◆ **TRECHO SELECIONADO**
O prisioneiro 3.162 da Penitenciária José Maria Alckmin, de Ribeirão das Neves, na Grande BH, tinha 29 anos quando os jornais estamparam o seu nome pela segunda vez. Havia três anos que estava atrás das grades, pagando uma pena total de 24 invernos, resultado do insucesso no primeiro assalto à mão armada da história do país, em Lagoa da Prata, do qual havia sido o mentor intelectual.
Mas, naquele domingo, Francisco Antônio de Alencar não apareceu nas páginas policiais. O mineiro de Manhuaçu havia acabado de receber, no cárcere, o primeiro prêmio do Concurso de Contos da Prefeitura de Belo Horizonte, patrocinado pelo Estado de Minas. A narrativa chamada “O regresso” contava a história de um detento que volta para casa sem saber mais quem ele era – o destaque da seção de cultura do EM daquele 12 de agosto de 1951.
A mais nova sensação da literatura mineira veria a obra, em partes, se metamorfosear em realidade. Nos anos seguintes, Francisco Antônio se casaria e publicaria um livro, ambos atrás das grades, que ele deixaria temporariamente em uma fuga e, depois, permanentemente, em indulto concedido por Tancredo Neves, então ministro da Justiça.

◆ **DADOS FORNECIDOS**
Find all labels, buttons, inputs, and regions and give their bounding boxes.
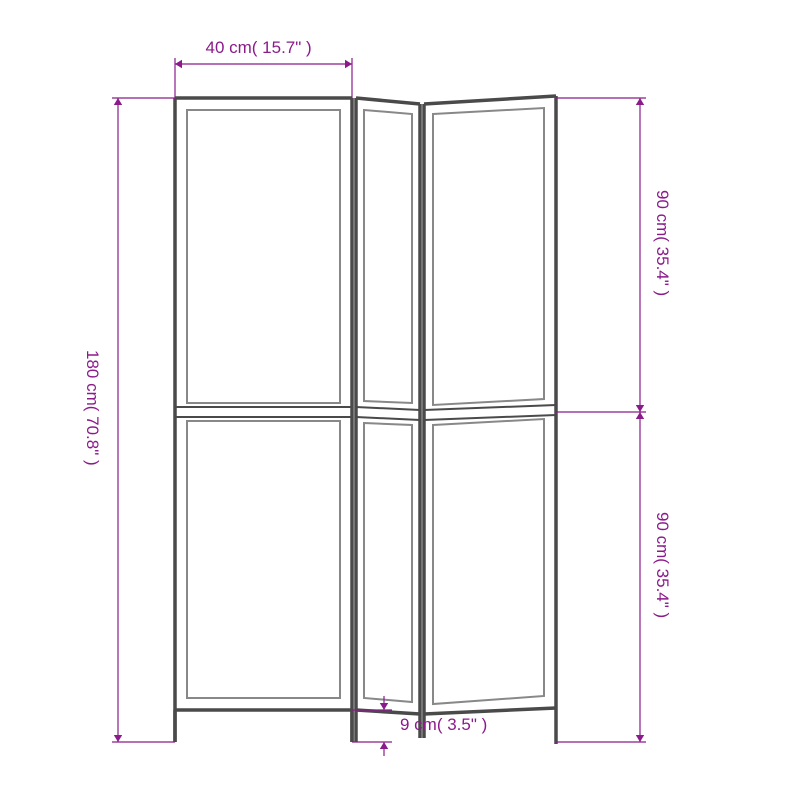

◆ **EXERCÍCIO BREVE**
Diga se cada afirmação a seguir está de acordo com o texto sobre Francisco Antônio de Alencar, respondendo sim ou não e citando literalmente as palavras do texto que decidem a questão.
1. Francisco Antônio de Alencar recebeu o primeiro prêmio do concurso de contos enquanto estava preso.
2. O conto premiado se chamava "A fuga".
3. O indulto foi concedido por Tancredo Neves quando ele era ministro da Justiça.

◆ **RESULTADO**
1. Sim: "havia acabado de receber, no cárcere, o primeiro prêmio do Concurso de Contos da Prefeitura de Belo Horizonte".
2. Não: "A narrativa chamada “O regresso”".
3. Sim: "em indulto concedido por Tancredo Neves, então ministro da Justiça".